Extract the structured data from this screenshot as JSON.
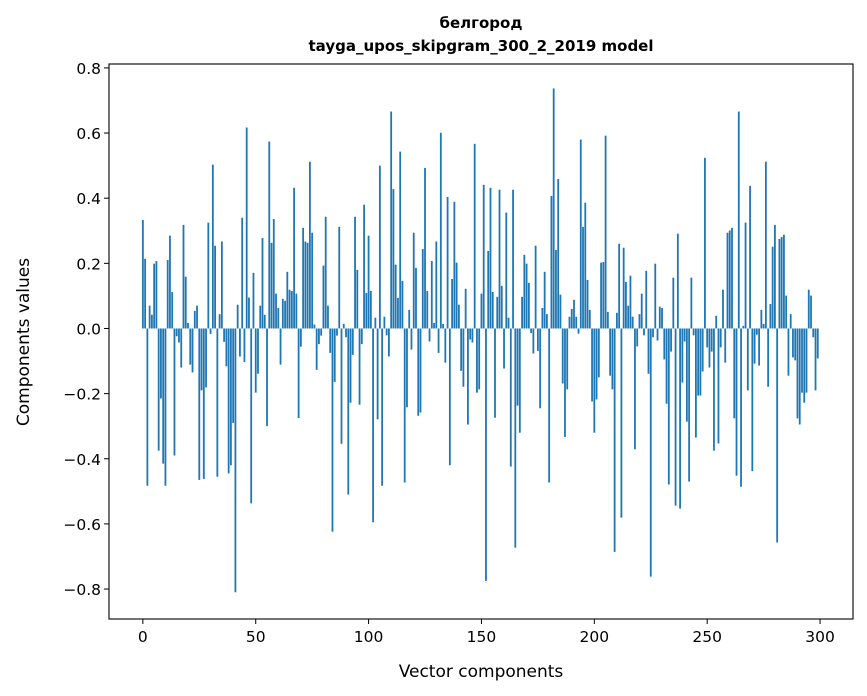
{
  "chart_data": {
    "type": "bar",
    "title": "белгород",
    "subtitle": "tayga_upos_skipgram_300_2_2019 model",
    "xlabel": "Vector components",
    "ylabel": "Components values",
    "xlim": [
      -15,
      314.6
    ],
    "ylim": [
      -0.892,
      0.812
    ],
    "xticks": [
      0,
      50,
      100,
      150,
      200,
      250,
      300
    ],
    "yticks": [
      -0.8,
      -0.6,
      -0.4,
      -0.2,
      0.0,
      0.2,
      0.4,
      0.6,
      0.8
    ],
    "ytick_labels": [
      "−0.8",
      "−0.6",
      "−0.4",
      "−0.2",
      "0.0",
      "0.2",
      "0.4",
      "0.6",
      "0.8"
    ],
    "grid": false,
    "bar_color": "#1f77b4",
    "values": [
      0.333,
      0.214,
      -0.483,
      0.07,
      0.042,
      0.199,
      0.207,
      -0.375,
      -0.215,
      -0.415,
      -0.483,
      0.21,
      0.285,
      0.112,
      -0.39,
      -0.024,
      -0.043,
      -0.12,
      0.318,
      0.159,
      0.017,
      -0.111,
      -0.135,
      0.054,
      0.07,
      -0.465,
      -0.19,
      -0.462,
      -0.181,
      0.325,
      -0.017,
      0.503,
      0.254,
      -0.455,
      0.044,
      0.267,
      -0.041,
      -0.116,
      -0.445,
      -0.42,
      -0.29,
      -0.81,
      0.073,
      -0.086,
      0.34,
      -0.103,
      0.617,
      0.095,
      -0.537,
      0.171,
      -0.197,
      -0.139,
      0.07,
      0.278,
      0.042,
      -0.3,
      0.574,
      0.263,
      0.336,
      0.107,
      0.063,
      -0.111,
      0.091,
      0.085,
      0.174,
      0.119,
      0.115,
      0.432,
      0.107,
      -0.275,
      -0.056,
      0.309,
      0.267,
      0.263,
      0.512,
      0.294,
      0.012,
      -0.127,
      -0.048,
      -0.022,
      0.193,
      0.343,
      0.07,
      -0.075,
      -0.624,
      -0.164,
      -0.022,
      0.312,
      -0.354,
      0.014,
      -0.027,
      -0.51,
      -0.228,
      -0.081,
      0.343,
      0.18,
      -0.234,
      -0.048,
      0.38,
      0.109,
      0.285,
      0.115,
      -0.595,
      0.033,
      -0.279,
      0.5,
      -0.483,
      0.036,
      -0.021,
      -0.086,
      0.666,
      0.428,
      0.196,
      0.094,
      0.543,
      0.146,
      -0.473,
      -0.242,
      0.057,
      -0.065,
      0.294,
      0.186,
      -0.268,
      -0.258,
      0.244,
      0.493,
      0.115,
      -0.04,
      0.207,
      0.017,
      0.267,
      -0.075,
      0.601,
      0.014,
      -0.105,
      0.404,
      -0.42,
      0.152,
      0.389,
      0.202,
      0.073,
      -0.13,
      -0.179,
      0.122,
      -0.295,
      -0.034,
      -0.043,
      0.567,
      -0.197,
      -0.187,
      0.107,
      0.441,
      -0.775,
      0.238,
      0.432,
      0.112,
      -0.274,
      0.097,
      0.426,
      0.131,
      -0.123,
      0.356,
      0.033,
      -0.424,
      0.426,
      -0.673,
      -0.237,
      -0.32,
      0.097,
      0.226,
      0.199,
      0.14,
      -0.014,
      -0.077,
      0.254,
      -0.069,
      -0.245,
      0.063,
      0.174,
      0.044,
      -0.473,
      0.407,
      0.737,
      0.241,
      0.459,
      0.104,
      -0.169,
      -0.333,
      -0.187,
      0.036,
      0.06,
      0.088,
      0.036,
      -0.016,
      0.58,
      0.312,
      0.386,
      0.149,
      0.057,
      -0.224,
      -0.32,
      -0.218,
      -0.15,
      0.202,
      0.204,
      0.592,
      0.051,
      -0.145,
      -0.187,
      -0.686,
      0.048,
      0.26,
      -0.581,
      0.248,
      0.143,
      0.07,
      0.162,
      0.036,
      -0.371,
      -0.055,
      0.044,
      0.107,
      -0.021,
      0.177,
      -0.139,
      -0.762,
      -0.027,
      0.199,
      -0.037,
      0.067,
      0.063,
      -0.095,
      -0.231,
      -0.479,
      -0.071,
      0.156,
      -0.544,
      0.291,
      -0.553,
      -0.166,
      -0.04,
      -0.286,
      -0.47,
      0.156,
      -0.021,
      -0.335,
      -0.206,
      -0.206,
      -0.132,
      0.524,
      -0.058,
      -0.12,
      -0.071,
      -0.375,
      0.039,
      -0.353,
      -0.058,
      0.119,
      -0.105,
      0.294,
      0.301,
      0.309,
      -0.276,
      -0.452,
      0.666,
      -0.486,
      0.008,
      0.325,
      -0.19,
      0.438,
      -0.438,
      -0.108,
      -0.019,
      -0.114,
      0.057,
      0.014,
      0.512,
      -0.179,
      0.075,
      0.251,
      0.318,
      -0.657,
      0.275,
      0.281,
      0.288,
      0.101,
      -0.145,
      0.044,
      -0.089,
      -0.098,
      -0.276,
      -0.295,
      -0.197,
      -0.228,
      -0.197,
      0.119,
      0.101,
      -0.027,
      -0.19,
      -0.092
    ]
  }
}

****

__Problem to work on__.
Pictures appear in the records above. Output everything except them, exactly.

__Solution to this exercise__.
Extract the structured data from this screenshot as JSON.
{
  "chart_data": {
    "type": "bar",
    "title": "белгород",
    "subtitle": "tayga_upos_skipgram_300_2_2019 model",
    "xlabel": "Vector components",
    "ylabel": "Components values",
    "xlim": [
      -15,
      314.6
    ],
    "ylim": [
      -0.892,
      0.812
    ],
    "xticks": [
      0,
      50,
      100,
      150,
      200,
      250,
      300
    ],
    "yticks": [
      -0.8,
      -0.6,
      -0.4,
      -0.2,
      0.0,
      0.2,
      0.4,
      0.6,
      0.8
    ],
    "ytick_labels": [
      "−0.8",
      "−0.6",
      "−0.4",
      "−0.2",
      "0.0",
      "0.2",
      "0.4",
      "0.6",
      "0.8"
    ],
    "grid": false,
    "bar_color": "#1f77b4",
    "values": [
      0.333,
      0.214,
      -0.483,
      0.07,
      0.042,
      0.199,
      0.207,
      -0.375,
      -0.215,
      -0.415,
      -0.483,
      0.21,
      0.285,
      0.112,
      -0.39,
      -0.024,
      -0.043,
      -0.12,
      0.318,
      0.159,
      0.017,
      -0.111,
      -0.135,
      0.054,
      0.07,
      -0.465,
      -0.19,
      -0.462,
      -0.181,
      0.325,
      -0.017,
      0.503,
      0.254,
      -0.455,
      0.044,
      0.267,
      -0.041,
      -0.116,
      -0.445,
      -0.42,
      -0.29,
      -0.81,
      0.073,
      -0.086,
      0.34,
      -0.103,
      0.617,
      0.095,
      -0.537,
      0.171,
      -0.197,
      -0.139,
      0.07,
      0.278,
      0.042,
      -0.3,
      0.574,
      0.263,
      0.336,
      0.107,
      0.063,
      -0.111,
      0.091,
      0.085,
      0.174,
      0.119,
      0.115,
      0.432,
      0.107,
      -0.275,
      -0.056,
      0.309,
      0.267,
      0.263,
      0.512,
      0.294,
      0.012,
      -0.127,
      -0.048,
      -0.022,
      0.193,
      0.343,
      0.07,
      -0.075,
      -0.624,
      -0.164,
      -0.022,
      0.312,
      -0.354,
      0.014,
      -0.027,
      -0.51,
      -0.228,
      -0.081,
      0.343,
      0.18,
      -0.234,
      -0.048,
      0.38,
      0.109,
      0.285,
      0.115,
      -0.595,
      0.033,
      -0.279,
      0.5,
      -0.483,
      0.036,
      -0.021,
      -0.086,
      0.666,
      0.428,
      0.196,
      0.094,
      0.543,
      0.146,
      -0.473,
      -0.242,
      0.057,
      -0.065,
      0.294,
      0.186,
      -0.268,
      -0.258,
      0.244,
      0.493,
      0.115,
      -0.04,
      0.207,
      0.017,
      0.267,
      -0.075,
      0.601,
      0.014,
      -0.105,
      0.404,
      -0.42,
      0.152,
      0.389,
      0.202,
      0.073,
      -0.13,
      -0.179,
      0.122,
      -0.295,
      -0.034,
      -0.043,
      0.567,
      -0.197,
      -0.187,
      0.107,
      0.441,
      -0.775,
      0.238,
      0.432,
      0.112,
      -0.274,
      0.097,
      0.426,
      0.131,
      -0.123,
      0.356,
      0.033,
      -0.424,
      0.426,
      -0.673,
      -0.237,
      -0.32,
      0.097,
      0.226,
      0.199,
      0.14,
      -0.014,
      -0.077,
      0.254,
      -0.069,
      -0.245,
      0.063,
      0.174,
      0.044,
      -0.473,
      0.407,
      0.737,
      0.241,
      0.459,
      0.104,
      -0.169,
      -0.333,
      -0.187,
      0.036,
      0.06,
      0.088,
      0.036,
      -0.016,
      0.58,
      0.312,
      0.386,
      0.149,
      0.057,
      -0.224,
      -0.32,
      -0.218,
      -0.15,
      0.202,
      0.204,
      0.592,
      0.051,
      -0.145,
      -0.187,
      -0.686,
      0.048,
      0.26,
      -0.581,
      0.248,
      0.143,
      0.07,
      0.162,
      0.036,
      -0.371,
      -0.055,
      0.044,
      0.107,
      -0.021,
      0.177,
      -0.139,
      -0.762,
      -0.027,
      0.199,
      -0.037,
      0.067,
      0.063,
      -0.095,
      -0.231,
      -0.479,
      -0.071,
      0.156,
      -0.544,
      0.291,
      -0.553,
      -0.166,
      -0.04,
      -0.286,
      -0.47,
      0.156,
      -0.021,
      -0.335,
      -0.206,
      -0.206,
      -0.132,
      0.524,
      -0.058,
      -0.12,
      -0.071,
      -0.375,
      0.039,
      -0.353,
      -0.058,
      0.119,
      -0.105,
      0.294,
      0.301,
      0.309,
      -0.276,
      -0.452,
      0.666,
      -0.486,
      0.008,
      0.325,
      -0.19,
      0.438,
      -0.438,
      -0.108,
      -0.019,
      -0.114,
      0.057,
      0.014,
      0.512,
      -0.179,
      0.075,
      0.251,
      0.318,
      -0.657,
      0.275,
      0.281,
      0.288,
      0.101,
      -0.145,
      0.044,
      -0.089,
      -0.098,
      -0.276,
      -0.295,
      -0.197,
      -0.228,
      -0.197,
      0.119,
      0.101,
      -0.027,
      -0.19,
      -0.092
    ]
  }
}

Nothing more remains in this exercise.